BEGIN Data to process

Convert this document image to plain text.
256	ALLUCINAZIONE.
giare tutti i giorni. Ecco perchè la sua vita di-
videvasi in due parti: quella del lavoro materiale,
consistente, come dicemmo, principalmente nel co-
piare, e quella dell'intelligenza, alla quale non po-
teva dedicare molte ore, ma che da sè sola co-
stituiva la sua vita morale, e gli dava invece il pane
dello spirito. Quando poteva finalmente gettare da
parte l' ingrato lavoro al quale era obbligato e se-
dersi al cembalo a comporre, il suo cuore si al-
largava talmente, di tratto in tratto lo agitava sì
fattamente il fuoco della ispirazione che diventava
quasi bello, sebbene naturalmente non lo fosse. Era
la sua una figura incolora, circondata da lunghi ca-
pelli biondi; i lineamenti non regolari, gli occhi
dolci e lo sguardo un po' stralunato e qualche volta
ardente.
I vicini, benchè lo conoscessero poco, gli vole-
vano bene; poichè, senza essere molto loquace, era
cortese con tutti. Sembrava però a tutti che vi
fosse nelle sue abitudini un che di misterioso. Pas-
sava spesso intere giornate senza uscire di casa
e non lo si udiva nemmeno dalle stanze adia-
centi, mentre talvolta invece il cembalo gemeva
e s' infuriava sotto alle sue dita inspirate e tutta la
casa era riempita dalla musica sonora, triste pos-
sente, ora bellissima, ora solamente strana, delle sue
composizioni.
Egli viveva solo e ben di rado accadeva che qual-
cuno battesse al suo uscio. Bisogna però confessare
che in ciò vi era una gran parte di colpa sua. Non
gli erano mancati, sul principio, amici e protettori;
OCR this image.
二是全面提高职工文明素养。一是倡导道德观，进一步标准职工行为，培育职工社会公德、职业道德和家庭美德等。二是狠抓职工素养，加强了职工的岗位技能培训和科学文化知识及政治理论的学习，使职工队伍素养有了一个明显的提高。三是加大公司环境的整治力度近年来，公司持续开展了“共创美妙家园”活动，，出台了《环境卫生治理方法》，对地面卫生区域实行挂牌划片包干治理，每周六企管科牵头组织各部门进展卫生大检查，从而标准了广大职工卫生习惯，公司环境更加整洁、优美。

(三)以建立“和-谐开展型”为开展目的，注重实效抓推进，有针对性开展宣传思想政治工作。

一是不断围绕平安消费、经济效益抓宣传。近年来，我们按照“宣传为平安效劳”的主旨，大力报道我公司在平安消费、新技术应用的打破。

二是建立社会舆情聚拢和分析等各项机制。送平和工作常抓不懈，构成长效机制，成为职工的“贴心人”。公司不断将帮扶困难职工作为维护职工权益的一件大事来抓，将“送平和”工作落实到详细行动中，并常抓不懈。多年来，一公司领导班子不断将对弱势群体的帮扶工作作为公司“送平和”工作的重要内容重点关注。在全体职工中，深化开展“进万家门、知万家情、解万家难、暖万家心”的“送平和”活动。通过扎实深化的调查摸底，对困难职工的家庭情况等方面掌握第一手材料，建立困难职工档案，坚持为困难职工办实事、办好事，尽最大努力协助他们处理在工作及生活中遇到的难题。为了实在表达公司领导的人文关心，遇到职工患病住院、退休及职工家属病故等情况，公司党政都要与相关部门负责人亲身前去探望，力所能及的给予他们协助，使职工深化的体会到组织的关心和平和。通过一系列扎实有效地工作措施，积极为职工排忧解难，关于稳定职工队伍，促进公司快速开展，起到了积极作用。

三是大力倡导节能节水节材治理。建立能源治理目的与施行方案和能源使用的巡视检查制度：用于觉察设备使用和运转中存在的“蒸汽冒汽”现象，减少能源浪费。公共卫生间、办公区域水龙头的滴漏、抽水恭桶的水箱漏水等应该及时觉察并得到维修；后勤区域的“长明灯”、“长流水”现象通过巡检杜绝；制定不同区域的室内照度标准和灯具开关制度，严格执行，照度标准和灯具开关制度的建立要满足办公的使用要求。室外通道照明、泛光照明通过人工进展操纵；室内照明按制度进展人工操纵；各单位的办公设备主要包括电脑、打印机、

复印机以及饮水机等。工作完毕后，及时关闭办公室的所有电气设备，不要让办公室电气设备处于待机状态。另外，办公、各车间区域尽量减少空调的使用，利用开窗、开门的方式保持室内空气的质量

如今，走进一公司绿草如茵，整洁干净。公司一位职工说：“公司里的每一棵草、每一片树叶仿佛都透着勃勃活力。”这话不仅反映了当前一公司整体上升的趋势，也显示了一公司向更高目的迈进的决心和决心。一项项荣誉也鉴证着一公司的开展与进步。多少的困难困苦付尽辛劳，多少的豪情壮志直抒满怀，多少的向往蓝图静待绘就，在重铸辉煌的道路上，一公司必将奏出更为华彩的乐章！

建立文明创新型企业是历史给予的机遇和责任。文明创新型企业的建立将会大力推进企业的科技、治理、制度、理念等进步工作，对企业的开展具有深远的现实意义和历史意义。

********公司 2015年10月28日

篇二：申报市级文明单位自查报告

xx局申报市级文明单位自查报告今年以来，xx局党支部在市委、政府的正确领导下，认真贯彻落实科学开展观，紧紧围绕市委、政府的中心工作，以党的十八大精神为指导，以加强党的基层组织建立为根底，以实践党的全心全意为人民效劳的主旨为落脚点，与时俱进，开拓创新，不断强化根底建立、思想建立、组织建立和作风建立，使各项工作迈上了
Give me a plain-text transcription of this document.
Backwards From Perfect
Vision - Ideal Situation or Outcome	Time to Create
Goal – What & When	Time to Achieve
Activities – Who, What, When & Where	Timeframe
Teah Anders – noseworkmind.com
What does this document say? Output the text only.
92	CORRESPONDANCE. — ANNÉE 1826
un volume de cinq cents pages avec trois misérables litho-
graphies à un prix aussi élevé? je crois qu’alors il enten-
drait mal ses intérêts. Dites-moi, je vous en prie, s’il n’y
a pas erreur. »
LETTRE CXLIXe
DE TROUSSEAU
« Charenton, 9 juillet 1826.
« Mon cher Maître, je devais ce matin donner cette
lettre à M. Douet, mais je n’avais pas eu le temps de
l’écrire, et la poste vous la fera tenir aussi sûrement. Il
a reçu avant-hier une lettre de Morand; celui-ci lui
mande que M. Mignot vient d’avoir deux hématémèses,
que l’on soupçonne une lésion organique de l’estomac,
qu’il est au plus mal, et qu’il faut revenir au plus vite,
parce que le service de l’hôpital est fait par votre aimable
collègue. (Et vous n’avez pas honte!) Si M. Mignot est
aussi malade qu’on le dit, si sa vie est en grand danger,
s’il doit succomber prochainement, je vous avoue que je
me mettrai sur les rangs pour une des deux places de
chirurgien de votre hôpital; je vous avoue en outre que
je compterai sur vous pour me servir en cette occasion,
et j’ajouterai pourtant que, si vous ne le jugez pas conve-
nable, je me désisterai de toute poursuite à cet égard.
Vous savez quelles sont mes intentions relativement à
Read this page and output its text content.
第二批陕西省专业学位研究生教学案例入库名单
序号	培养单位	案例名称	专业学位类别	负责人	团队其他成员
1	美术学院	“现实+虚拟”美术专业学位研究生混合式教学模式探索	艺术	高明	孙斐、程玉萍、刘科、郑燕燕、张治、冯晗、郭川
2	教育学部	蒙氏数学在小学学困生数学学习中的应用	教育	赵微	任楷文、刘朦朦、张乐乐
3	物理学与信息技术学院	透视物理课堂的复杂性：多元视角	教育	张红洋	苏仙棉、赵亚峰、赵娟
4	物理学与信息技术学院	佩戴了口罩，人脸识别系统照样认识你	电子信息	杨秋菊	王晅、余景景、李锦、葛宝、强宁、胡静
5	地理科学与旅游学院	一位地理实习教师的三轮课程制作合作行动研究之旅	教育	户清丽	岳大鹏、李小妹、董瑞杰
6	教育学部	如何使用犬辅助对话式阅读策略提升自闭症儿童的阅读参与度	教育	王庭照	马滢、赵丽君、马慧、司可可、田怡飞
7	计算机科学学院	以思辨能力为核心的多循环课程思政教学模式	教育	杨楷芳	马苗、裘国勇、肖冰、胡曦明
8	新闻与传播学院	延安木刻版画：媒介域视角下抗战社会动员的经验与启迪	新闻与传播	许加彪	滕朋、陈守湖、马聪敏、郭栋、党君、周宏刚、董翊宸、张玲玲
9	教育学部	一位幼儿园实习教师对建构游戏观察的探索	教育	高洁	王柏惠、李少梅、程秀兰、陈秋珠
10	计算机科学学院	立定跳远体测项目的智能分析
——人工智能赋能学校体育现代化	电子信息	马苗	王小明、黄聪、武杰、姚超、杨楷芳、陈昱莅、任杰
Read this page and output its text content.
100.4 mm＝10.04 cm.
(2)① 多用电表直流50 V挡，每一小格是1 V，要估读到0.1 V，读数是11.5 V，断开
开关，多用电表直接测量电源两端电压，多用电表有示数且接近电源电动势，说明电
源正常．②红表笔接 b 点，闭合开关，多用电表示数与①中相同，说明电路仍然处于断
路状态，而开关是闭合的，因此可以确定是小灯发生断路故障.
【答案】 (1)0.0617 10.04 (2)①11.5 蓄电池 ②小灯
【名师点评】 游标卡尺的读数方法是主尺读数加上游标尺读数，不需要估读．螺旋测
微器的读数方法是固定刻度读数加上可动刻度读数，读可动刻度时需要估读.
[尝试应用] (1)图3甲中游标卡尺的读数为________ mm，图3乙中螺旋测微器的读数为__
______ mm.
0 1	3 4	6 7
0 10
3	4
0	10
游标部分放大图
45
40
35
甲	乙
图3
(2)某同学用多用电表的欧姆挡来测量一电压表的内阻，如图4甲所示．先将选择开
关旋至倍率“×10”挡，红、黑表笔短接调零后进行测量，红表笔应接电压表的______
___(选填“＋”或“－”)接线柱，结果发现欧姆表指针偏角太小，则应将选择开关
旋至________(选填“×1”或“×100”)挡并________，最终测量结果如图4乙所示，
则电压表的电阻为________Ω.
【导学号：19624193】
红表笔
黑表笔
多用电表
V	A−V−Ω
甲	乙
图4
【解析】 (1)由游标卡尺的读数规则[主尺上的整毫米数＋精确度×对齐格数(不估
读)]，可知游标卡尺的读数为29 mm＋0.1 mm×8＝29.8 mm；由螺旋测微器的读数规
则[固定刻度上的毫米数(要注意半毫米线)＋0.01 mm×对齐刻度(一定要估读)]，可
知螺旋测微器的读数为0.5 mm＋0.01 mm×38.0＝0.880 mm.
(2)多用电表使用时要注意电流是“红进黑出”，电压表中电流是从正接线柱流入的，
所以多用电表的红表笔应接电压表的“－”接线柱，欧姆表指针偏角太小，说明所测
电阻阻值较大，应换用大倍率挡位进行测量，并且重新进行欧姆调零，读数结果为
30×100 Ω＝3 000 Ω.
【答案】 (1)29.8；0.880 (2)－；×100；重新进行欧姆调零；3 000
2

END Data to process

** What is being asked **
List each line holding the string "教育学部".

** Response to the task **
2	教育学部	蒙氏数学在小学学困生数学学习中的应用	教育	赵微	任楷文、刘朦朦、张乐乐
6	教育学部	如何使用犬辅助对话式阅读策略提升自闭症儿童的阅读参与度	教育	王庭照	马滢、赵丽君、马慧、司可可、田怡飞
9	教育学部	一位幼儿园实习教师对建构游戏观察的探索	教育	高洁	王柏惠、李少梅、程秀兰、陈秋珠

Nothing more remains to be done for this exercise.